Supplied data:
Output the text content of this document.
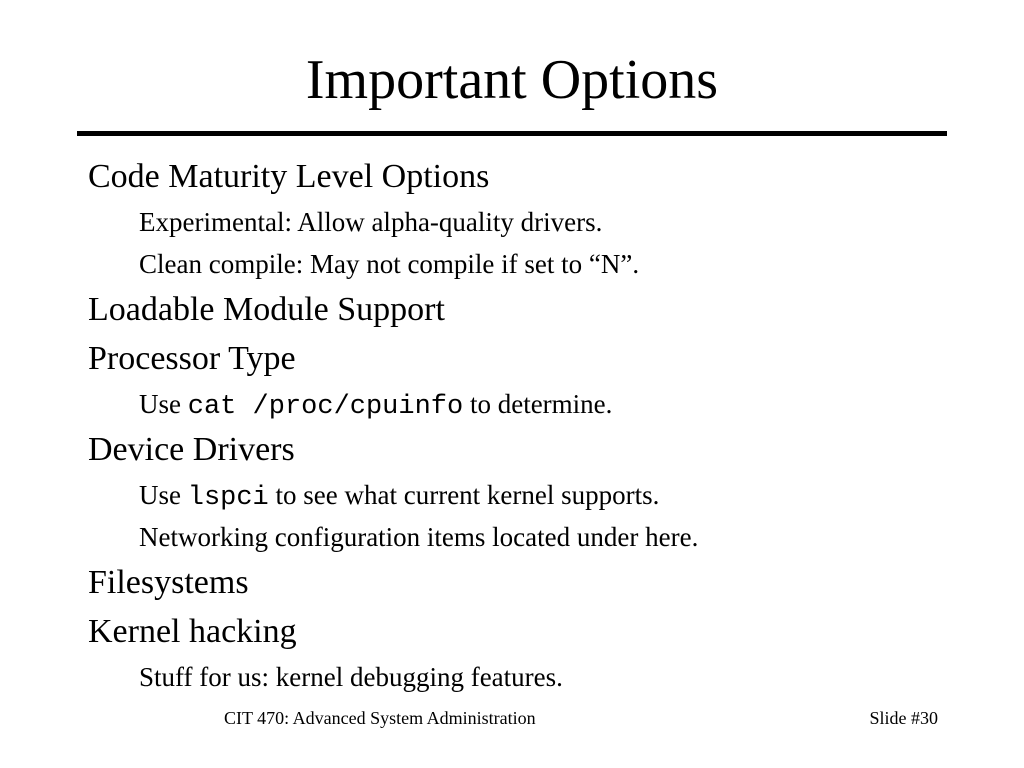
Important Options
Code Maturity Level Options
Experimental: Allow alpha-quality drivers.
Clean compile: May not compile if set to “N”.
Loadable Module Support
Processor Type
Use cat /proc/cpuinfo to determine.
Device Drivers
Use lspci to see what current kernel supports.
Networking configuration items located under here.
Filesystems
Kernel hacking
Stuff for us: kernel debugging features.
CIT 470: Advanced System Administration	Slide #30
...
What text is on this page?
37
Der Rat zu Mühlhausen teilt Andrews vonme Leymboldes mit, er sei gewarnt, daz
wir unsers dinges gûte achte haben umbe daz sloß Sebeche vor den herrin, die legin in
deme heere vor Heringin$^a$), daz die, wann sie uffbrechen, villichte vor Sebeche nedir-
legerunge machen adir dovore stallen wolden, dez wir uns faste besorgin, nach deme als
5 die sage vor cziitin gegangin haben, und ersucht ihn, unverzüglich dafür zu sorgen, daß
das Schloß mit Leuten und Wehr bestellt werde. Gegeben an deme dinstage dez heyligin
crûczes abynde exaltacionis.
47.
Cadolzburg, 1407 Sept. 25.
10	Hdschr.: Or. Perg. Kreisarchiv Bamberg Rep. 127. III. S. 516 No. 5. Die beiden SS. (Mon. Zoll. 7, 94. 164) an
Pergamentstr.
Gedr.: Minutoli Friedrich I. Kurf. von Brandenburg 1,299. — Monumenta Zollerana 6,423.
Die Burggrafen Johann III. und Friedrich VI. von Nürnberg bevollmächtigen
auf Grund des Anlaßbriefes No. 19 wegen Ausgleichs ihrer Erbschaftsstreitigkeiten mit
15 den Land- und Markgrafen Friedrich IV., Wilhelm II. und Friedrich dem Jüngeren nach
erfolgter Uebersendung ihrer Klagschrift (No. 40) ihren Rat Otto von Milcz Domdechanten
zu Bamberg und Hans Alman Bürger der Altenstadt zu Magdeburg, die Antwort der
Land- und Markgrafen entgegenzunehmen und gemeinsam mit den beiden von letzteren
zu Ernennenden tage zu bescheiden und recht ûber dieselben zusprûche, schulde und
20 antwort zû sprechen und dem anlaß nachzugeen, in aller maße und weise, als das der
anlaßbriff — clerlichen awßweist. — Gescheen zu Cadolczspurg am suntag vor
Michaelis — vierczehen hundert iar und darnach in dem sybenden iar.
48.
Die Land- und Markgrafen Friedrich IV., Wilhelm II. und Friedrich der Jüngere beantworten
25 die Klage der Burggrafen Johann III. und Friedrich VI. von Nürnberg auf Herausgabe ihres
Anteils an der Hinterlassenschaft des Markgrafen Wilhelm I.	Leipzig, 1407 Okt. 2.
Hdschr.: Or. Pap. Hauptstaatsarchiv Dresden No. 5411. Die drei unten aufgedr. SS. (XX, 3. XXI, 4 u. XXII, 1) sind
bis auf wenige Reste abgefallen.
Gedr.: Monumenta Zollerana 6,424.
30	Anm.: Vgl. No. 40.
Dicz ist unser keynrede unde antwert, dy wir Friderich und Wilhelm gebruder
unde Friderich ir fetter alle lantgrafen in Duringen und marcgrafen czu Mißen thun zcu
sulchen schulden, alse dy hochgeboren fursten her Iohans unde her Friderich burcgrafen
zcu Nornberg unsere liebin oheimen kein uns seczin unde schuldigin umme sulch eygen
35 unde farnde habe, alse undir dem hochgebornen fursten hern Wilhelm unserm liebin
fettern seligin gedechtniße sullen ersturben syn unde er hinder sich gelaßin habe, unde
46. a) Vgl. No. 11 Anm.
--
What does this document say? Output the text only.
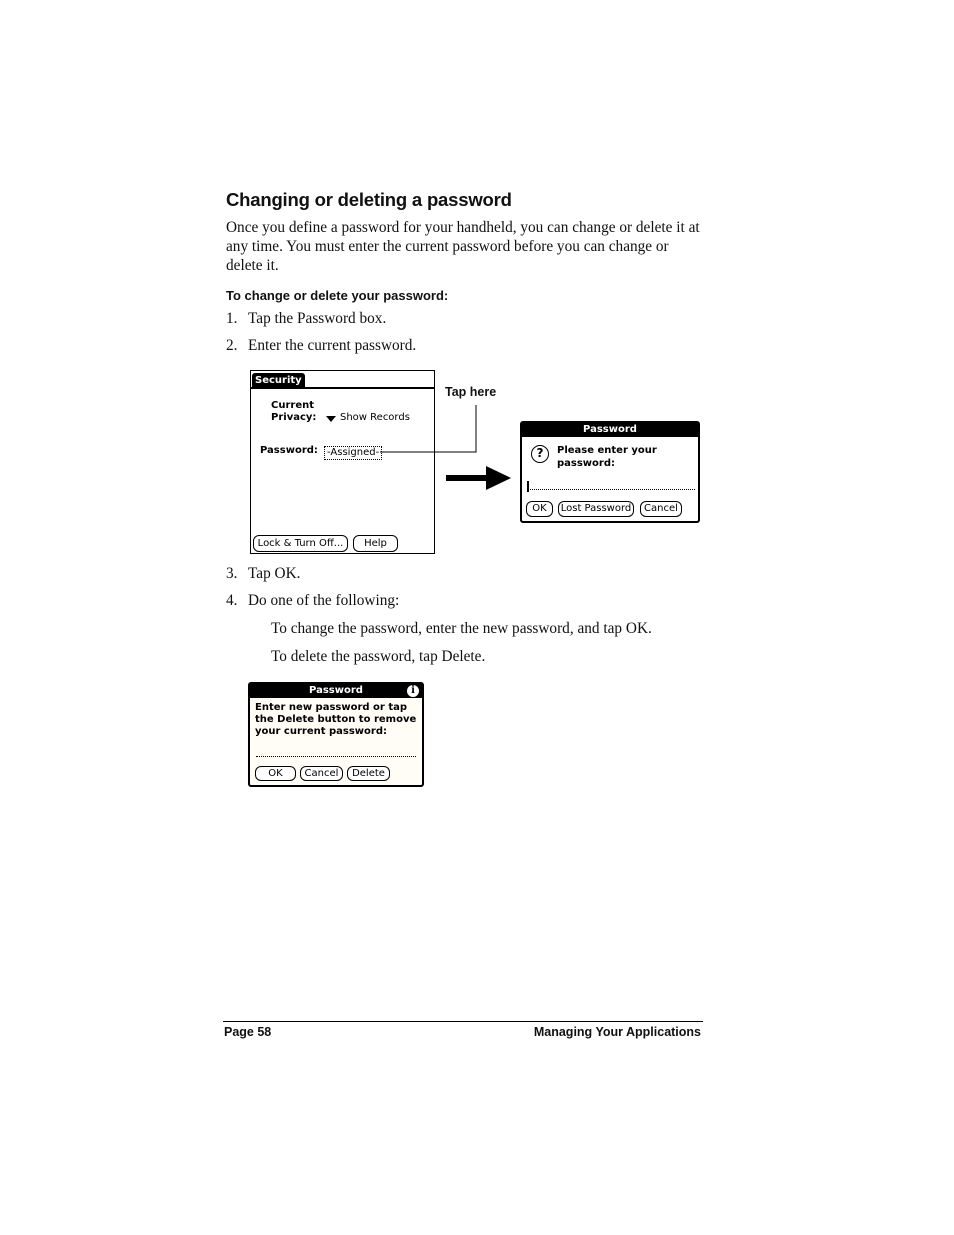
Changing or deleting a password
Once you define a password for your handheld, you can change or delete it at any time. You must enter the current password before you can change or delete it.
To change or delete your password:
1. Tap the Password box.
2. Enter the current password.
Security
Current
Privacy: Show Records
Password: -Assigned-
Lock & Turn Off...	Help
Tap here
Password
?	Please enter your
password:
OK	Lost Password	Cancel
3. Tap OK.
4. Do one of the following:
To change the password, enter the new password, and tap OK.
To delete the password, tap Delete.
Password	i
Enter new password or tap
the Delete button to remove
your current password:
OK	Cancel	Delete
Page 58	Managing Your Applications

Your instructions:
Track down every line with the word "Friedrich" and copy it.

Solution to this task:
Gedr.: Minutoli Friedrich I. Kurf. von Brandenburg 1,299. — Monumenta Zollerana 6,423.
Die Burggrafen Johann III. und Friedrich VI. von Nürnberg bevollmächtigen
15 den Land- und Markgrafen Friedrich IV., Wilhelm II. und Friedrich dem Jüngeren nach
Die Land- und Markgrafen Friedrich IV., Wilhelm II. und Friedrich der Jüngere beantworten
25 die Klage der Burggrafen Johann III. und Friedrich VI. von Nürnberg auf Herausgabe ihres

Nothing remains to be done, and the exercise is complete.